What you are asked to do: Work out the number of lines with the word "watch" in the material below, then reply with that number only.

Provided information:
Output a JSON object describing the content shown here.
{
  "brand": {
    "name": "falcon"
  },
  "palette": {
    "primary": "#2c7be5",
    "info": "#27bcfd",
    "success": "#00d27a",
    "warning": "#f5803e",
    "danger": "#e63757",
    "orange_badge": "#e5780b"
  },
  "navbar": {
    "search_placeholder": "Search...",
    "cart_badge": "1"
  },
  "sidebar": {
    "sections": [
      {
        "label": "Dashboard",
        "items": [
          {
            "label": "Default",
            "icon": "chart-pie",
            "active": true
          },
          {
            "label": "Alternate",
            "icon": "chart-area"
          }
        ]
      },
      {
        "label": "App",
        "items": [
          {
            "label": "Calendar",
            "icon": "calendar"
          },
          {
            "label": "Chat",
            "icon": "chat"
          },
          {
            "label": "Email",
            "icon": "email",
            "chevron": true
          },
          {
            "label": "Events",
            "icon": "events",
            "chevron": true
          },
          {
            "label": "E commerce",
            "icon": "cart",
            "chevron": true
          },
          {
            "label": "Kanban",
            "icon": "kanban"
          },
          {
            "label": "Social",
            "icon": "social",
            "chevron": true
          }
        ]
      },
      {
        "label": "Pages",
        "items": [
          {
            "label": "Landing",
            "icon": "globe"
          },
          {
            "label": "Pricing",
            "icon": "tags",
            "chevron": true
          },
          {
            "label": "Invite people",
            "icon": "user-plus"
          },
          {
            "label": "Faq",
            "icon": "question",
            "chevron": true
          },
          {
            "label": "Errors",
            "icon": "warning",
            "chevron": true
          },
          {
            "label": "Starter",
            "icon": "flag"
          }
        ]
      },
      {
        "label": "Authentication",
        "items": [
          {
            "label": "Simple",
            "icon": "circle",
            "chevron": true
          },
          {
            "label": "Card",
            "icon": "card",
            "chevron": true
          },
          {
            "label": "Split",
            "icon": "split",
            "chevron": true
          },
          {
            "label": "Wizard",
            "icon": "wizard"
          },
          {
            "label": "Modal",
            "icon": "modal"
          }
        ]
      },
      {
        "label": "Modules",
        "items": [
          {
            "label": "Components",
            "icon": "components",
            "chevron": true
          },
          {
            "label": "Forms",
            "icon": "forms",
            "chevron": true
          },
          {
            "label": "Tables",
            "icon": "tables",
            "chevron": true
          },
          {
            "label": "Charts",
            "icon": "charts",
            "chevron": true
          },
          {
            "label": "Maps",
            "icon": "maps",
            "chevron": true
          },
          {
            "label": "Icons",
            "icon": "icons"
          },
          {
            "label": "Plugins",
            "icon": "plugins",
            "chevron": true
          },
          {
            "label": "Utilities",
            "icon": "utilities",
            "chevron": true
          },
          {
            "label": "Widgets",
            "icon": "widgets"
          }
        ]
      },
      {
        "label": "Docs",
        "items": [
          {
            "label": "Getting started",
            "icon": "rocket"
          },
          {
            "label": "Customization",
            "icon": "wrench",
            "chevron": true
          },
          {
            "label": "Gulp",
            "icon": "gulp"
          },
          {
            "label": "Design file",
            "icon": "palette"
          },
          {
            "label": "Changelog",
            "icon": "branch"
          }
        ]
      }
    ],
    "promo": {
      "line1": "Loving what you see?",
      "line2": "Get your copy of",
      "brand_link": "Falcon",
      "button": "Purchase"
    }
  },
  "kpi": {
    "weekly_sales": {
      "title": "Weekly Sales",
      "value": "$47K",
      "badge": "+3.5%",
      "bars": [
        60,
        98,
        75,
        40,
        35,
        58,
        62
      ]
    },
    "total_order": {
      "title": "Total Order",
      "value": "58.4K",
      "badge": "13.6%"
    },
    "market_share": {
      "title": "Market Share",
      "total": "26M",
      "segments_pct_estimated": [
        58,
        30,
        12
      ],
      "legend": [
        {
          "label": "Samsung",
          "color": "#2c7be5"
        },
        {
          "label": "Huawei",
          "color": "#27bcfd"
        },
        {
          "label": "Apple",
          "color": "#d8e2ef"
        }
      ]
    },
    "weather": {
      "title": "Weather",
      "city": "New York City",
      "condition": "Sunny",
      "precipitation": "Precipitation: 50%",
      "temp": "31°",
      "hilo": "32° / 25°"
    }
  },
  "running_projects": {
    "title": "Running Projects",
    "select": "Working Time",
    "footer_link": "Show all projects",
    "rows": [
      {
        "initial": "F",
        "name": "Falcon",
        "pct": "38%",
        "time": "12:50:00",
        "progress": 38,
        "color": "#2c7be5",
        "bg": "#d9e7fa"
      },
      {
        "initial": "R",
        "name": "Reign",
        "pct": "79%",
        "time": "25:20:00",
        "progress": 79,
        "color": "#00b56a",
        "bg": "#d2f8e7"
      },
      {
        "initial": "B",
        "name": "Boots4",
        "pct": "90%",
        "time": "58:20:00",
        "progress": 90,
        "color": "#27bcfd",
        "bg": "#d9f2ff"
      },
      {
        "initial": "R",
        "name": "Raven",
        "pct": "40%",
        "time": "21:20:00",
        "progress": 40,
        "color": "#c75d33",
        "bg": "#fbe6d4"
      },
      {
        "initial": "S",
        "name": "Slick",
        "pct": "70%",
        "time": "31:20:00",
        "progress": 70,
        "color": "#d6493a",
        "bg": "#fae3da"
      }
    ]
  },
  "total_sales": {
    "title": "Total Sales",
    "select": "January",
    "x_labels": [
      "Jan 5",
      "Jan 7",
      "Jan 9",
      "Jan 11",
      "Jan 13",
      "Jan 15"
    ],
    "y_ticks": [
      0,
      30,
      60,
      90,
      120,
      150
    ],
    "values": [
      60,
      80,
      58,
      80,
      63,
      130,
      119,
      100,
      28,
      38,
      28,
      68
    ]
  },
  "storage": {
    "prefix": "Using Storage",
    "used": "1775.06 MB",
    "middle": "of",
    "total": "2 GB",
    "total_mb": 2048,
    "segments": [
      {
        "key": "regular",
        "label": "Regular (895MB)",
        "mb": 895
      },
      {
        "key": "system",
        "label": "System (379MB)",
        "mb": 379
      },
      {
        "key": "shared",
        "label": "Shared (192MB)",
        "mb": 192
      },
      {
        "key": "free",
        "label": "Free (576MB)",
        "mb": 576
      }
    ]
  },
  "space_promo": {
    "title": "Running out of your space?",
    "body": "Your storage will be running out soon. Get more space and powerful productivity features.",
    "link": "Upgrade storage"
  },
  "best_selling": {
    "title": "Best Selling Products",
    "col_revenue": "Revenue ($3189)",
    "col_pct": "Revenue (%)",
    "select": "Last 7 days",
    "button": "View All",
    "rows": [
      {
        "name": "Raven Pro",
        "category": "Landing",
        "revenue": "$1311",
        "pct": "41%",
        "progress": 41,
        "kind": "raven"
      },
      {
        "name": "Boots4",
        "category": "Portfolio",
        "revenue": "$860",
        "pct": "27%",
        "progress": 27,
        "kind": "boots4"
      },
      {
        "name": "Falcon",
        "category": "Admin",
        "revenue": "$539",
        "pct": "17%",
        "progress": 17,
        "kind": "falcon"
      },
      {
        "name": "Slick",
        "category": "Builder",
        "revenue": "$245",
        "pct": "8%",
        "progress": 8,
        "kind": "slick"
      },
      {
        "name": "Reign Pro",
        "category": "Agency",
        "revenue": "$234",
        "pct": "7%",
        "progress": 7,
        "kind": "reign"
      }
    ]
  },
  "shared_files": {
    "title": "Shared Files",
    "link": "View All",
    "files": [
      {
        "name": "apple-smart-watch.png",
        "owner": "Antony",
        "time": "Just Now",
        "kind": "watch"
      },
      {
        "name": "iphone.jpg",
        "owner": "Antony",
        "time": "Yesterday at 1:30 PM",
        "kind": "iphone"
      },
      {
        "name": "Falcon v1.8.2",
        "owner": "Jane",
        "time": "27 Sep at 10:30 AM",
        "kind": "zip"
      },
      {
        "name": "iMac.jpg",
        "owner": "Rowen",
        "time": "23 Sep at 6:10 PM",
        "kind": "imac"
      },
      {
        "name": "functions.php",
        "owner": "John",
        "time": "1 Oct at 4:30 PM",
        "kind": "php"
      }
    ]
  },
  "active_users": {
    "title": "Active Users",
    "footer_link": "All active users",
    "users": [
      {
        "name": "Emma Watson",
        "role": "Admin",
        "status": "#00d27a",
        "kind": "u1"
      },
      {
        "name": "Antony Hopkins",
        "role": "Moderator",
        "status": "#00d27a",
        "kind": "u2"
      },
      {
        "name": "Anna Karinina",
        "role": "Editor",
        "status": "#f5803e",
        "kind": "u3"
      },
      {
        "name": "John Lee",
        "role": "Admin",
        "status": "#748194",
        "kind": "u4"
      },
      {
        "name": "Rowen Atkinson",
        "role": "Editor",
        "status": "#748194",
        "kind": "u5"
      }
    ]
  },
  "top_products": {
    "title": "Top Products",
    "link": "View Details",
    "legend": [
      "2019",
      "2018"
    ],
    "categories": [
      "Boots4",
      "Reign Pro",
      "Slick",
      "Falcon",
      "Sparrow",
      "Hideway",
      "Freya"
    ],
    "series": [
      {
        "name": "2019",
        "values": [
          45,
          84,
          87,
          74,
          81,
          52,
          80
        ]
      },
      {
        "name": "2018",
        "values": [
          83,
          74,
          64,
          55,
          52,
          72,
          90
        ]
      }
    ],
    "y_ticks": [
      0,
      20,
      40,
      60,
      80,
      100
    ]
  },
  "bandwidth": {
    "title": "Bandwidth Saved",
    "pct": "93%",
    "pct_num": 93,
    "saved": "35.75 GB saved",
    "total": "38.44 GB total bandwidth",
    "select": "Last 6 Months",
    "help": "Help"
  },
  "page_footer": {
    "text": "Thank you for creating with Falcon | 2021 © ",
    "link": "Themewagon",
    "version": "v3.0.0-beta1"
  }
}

Written solution: 2